STATED EXERCISE ▸ Find the string "with" in the records. Copy every line it appears in.

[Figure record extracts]
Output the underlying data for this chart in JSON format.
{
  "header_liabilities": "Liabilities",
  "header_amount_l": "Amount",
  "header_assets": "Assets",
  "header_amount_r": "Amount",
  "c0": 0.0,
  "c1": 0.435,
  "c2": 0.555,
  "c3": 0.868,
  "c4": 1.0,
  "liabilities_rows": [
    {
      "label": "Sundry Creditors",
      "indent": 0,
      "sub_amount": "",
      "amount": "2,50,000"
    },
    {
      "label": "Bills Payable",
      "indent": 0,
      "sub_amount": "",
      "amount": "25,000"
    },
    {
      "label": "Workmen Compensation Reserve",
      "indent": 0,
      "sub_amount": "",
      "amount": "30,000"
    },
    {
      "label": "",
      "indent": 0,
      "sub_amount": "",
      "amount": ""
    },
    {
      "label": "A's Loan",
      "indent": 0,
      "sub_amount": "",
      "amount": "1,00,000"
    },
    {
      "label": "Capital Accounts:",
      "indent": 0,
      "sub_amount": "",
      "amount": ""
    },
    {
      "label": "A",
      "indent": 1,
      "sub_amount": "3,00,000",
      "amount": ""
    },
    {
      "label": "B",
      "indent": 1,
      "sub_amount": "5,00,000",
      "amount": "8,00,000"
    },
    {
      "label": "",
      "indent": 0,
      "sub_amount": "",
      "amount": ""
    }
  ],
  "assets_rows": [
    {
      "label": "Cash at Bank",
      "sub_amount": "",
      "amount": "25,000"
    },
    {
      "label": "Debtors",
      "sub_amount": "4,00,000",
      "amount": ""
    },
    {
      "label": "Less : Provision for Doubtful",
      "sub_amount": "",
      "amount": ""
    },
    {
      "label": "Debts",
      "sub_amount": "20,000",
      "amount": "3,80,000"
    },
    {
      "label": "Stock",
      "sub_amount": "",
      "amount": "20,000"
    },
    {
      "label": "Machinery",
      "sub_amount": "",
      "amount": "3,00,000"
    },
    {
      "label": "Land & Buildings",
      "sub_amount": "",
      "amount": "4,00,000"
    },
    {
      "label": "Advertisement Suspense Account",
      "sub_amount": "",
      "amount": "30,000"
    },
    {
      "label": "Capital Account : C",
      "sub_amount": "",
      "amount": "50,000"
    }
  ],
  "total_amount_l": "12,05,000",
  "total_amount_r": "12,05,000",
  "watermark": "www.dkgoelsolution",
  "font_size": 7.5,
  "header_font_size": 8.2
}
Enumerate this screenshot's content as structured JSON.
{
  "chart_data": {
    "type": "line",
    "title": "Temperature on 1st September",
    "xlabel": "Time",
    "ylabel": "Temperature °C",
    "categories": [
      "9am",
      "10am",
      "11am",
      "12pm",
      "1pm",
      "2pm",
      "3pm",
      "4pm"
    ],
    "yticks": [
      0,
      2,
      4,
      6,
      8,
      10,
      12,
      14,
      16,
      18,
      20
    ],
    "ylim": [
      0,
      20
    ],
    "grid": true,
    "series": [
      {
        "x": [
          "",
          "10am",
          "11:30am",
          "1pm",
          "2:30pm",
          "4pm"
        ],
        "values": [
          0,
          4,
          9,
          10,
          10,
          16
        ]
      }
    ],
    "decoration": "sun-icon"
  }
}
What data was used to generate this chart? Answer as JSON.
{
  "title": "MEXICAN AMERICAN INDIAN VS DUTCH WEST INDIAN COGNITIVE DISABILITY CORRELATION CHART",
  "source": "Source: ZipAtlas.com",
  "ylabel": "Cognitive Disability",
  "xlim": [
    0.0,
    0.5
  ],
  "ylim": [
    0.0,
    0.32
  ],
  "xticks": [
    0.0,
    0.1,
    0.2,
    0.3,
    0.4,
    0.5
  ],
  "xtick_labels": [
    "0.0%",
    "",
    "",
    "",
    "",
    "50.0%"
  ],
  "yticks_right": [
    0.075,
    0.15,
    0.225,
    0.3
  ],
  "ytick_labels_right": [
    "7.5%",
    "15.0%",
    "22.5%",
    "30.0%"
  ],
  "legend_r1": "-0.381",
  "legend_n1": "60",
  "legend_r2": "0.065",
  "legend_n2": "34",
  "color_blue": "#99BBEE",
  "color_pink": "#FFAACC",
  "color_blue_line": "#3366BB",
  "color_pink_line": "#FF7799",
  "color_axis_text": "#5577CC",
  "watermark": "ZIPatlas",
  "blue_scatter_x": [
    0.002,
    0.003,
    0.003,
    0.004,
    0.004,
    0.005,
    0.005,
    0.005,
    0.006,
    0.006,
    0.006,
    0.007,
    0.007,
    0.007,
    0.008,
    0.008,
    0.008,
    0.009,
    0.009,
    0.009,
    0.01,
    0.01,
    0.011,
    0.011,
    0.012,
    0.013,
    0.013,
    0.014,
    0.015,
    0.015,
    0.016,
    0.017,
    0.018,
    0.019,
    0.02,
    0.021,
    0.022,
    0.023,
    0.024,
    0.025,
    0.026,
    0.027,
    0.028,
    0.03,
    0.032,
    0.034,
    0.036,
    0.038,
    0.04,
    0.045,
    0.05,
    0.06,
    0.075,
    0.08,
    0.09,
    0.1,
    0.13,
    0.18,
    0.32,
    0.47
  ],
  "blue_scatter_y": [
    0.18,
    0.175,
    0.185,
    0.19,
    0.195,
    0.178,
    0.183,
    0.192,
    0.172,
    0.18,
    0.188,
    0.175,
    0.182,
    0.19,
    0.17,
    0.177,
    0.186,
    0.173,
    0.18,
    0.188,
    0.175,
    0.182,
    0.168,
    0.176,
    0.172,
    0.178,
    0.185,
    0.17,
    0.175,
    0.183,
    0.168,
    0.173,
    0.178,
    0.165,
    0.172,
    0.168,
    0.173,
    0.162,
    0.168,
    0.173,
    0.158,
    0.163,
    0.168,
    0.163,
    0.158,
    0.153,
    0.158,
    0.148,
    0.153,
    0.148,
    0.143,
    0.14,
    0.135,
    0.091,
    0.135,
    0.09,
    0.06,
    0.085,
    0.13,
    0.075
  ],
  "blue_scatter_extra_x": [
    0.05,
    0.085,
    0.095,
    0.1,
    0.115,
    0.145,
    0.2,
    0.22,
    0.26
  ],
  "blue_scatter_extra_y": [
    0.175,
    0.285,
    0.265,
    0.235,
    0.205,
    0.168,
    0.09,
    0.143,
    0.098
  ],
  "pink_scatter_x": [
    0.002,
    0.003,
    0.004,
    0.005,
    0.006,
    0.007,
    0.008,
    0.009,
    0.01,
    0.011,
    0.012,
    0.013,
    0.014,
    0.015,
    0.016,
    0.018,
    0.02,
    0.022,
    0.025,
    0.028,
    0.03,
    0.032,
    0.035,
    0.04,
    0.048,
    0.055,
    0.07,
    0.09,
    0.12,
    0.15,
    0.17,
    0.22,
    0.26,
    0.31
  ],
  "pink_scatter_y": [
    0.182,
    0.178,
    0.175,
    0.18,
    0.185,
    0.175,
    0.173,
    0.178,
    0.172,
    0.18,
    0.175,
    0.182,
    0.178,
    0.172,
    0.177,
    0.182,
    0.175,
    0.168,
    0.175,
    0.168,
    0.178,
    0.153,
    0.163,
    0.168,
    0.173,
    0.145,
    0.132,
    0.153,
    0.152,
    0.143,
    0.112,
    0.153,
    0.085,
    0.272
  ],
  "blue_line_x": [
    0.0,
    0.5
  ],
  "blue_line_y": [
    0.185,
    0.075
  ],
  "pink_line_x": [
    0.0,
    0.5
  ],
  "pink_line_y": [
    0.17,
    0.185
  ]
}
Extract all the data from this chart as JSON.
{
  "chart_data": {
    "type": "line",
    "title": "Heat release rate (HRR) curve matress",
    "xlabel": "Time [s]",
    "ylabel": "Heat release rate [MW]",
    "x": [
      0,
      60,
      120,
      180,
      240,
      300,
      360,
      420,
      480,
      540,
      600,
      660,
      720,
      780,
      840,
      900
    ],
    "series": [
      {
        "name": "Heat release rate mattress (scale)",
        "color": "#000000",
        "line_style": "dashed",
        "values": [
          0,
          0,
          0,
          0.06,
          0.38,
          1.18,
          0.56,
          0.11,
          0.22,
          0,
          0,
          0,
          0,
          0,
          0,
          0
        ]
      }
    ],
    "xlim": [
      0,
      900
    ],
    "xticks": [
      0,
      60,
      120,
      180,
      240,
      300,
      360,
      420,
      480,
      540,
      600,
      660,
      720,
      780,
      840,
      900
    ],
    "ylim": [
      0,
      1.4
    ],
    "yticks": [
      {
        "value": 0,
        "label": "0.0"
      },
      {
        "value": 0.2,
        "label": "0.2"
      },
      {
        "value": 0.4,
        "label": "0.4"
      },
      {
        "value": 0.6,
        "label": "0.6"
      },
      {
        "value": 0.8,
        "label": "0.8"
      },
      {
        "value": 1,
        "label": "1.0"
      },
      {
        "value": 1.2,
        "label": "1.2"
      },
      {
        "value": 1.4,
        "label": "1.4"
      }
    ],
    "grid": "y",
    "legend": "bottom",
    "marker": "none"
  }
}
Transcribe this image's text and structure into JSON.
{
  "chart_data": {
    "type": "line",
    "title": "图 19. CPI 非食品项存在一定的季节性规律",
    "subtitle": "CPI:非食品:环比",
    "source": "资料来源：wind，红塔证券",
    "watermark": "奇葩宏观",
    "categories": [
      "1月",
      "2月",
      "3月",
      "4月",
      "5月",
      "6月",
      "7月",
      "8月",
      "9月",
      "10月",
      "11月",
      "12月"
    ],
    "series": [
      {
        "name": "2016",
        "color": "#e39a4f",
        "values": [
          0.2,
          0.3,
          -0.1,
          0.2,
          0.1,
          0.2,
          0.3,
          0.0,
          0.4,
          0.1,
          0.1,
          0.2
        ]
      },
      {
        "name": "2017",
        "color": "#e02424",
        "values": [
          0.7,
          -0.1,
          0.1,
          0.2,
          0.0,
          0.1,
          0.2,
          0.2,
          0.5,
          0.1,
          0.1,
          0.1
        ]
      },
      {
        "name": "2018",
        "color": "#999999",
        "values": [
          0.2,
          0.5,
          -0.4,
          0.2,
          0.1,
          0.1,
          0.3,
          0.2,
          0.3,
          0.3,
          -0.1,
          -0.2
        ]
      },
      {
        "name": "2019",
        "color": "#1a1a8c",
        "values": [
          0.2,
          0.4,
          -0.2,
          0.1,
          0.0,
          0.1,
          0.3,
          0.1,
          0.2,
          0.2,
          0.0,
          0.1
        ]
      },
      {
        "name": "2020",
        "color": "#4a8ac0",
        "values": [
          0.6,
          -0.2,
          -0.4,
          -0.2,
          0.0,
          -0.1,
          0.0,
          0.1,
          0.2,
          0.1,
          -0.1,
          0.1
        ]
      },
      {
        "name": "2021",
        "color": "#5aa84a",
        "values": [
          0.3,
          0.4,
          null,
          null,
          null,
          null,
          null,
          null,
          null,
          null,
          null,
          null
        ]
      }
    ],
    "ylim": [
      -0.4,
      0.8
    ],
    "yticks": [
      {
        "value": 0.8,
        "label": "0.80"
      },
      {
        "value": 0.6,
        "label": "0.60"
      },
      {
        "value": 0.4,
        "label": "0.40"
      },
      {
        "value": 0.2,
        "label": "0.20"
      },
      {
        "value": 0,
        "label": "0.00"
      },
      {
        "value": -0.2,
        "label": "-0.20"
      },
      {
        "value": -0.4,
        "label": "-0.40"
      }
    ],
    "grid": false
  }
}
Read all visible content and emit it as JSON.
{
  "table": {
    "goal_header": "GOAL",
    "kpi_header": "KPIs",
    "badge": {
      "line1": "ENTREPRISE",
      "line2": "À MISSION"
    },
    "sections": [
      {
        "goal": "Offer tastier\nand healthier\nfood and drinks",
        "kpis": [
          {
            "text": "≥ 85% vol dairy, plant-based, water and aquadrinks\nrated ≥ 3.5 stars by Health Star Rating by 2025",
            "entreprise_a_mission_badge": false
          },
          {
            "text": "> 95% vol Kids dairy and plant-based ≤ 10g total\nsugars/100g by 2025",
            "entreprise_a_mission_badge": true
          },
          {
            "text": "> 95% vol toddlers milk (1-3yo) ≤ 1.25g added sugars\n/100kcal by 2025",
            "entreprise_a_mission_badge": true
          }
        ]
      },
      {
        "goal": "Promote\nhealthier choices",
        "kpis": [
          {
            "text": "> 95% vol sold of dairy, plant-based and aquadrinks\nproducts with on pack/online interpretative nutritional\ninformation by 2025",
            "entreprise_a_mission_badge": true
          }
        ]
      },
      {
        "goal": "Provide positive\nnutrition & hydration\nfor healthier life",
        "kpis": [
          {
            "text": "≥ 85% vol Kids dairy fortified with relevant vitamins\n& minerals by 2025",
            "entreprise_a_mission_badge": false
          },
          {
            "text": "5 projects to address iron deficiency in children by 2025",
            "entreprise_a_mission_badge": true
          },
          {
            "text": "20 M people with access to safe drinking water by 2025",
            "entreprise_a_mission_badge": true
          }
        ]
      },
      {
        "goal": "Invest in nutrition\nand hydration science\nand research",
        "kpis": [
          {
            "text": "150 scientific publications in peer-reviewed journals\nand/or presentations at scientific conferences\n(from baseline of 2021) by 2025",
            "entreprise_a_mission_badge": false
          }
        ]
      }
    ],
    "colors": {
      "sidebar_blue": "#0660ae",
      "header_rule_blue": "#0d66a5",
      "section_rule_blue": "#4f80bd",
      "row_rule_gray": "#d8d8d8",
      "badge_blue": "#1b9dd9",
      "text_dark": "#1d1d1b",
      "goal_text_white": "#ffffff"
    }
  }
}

FINAL RESULT ▸
            "text": "> 95% vol sold of dairy, plant-based and aquadrinks\nproducts with on pack/online interpretative nutritional\ninformation by 2025",
            "text": "≥ 85% vol Kids dairy fortified with relevant vitamins\n& minerals by 2025",
            "text": "20 M people with access to safe drinking water by 2025",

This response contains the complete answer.